━━━ ENTRIES

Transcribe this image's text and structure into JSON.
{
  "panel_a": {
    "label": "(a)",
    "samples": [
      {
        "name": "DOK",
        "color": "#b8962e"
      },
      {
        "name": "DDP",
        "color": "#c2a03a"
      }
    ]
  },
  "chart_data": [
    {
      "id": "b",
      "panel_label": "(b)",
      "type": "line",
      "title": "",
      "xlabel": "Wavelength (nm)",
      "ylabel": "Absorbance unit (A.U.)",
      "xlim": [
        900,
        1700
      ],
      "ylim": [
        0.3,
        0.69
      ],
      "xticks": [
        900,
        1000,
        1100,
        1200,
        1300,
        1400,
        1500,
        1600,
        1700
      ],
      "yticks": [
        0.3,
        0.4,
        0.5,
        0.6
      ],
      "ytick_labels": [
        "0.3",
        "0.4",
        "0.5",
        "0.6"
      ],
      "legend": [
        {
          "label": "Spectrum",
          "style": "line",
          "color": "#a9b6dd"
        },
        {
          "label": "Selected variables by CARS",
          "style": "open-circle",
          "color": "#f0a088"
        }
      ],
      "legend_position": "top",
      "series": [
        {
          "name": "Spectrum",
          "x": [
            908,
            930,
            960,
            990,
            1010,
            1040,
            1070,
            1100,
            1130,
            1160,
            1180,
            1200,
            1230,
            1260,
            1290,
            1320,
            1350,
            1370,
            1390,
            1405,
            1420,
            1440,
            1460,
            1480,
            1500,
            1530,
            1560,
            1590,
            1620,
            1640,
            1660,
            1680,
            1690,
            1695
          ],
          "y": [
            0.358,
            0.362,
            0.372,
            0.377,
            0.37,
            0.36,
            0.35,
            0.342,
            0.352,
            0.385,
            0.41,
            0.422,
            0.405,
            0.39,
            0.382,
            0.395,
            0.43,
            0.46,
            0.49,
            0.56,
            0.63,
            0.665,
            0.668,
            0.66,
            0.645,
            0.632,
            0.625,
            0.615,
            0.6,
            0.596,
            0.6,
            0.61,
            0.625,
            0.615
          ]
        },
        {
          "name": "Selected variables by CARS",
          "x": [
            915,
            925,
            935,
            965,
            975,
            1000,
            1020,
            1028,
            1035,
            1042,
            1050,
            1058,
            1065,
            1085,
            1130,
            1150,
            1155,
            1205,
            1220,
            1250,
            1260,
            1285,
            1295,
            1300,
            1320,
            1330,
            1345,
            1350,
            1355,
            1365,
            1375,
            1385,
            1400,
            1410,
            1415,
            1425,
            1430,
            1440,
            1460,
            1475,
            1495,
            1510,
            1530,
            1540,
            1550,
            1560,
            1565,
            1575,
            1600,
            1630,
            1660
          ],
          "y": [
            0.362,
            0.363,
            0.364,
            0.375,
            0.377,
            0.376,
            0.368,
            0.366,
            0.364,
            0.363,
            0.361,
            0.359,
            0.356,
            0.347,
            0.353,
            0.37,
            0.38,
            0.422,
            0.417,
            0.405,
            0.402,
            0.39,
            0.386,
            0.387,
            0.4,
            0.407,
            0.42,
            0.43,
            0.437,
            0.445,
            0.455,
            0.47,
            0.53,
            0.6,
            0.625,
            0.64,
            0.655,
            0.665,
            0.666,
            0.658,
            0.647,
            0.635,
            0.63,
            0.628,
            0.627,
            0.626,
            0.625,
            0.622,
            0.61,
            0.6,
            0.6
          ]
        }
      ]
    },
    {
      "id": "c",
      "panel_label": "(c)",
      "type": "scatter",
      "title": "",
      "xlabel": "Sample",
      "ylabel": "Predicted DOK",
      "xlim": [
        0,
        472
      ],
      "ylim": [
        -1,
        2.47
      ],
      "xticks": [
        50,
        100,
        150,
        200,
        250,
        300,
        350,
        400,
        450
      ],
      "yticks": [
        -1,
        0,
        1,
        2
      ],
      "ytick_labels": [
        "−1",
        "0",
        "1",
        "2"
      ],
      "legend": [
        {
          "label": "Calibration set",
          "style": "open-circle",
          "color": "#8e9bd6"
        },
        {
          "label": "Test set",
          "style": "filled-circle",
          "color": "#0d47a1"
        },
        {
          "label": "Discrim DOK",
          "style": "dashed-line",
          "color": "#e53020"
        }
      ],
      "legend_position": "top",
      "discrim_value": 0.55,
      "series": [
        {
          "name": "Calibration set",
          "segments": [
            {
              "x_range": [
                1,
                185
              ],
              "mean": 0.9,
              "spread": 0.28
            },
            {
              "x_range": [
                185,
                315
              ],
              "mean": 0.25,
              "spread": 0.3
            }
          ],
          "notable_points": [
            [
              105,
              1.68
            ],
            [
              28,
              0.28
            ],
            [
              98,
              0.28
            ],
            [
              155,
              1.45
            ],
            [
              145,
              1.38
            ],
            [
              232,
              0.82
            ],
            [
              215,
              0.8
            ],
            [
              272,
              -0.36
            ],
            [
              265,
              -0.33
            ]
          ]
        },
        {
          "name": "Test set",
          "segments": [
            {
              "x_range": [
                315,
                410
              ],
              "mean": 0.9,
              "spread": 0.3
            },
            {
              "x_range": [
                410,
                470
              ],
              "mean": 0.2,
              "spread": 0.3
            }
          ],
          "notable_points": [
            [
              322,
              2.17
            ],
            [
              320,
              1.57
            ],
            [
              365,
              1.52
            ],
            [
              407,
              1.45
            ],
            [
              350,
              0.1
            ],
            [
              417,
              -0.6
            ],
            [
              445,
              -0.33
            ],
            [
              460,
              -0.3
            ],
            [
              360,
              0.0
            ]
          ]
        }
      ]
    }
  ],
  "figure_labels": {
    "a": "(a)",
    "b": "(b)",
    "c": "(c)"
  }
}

━━━━━━

## [EXERCISE]
Identify and copy lines that hold the string "xlabel".

## [EXERCISE ANSWER]
      "xlabel": "Wavelength (nm)",
      "xlabel": "Sample",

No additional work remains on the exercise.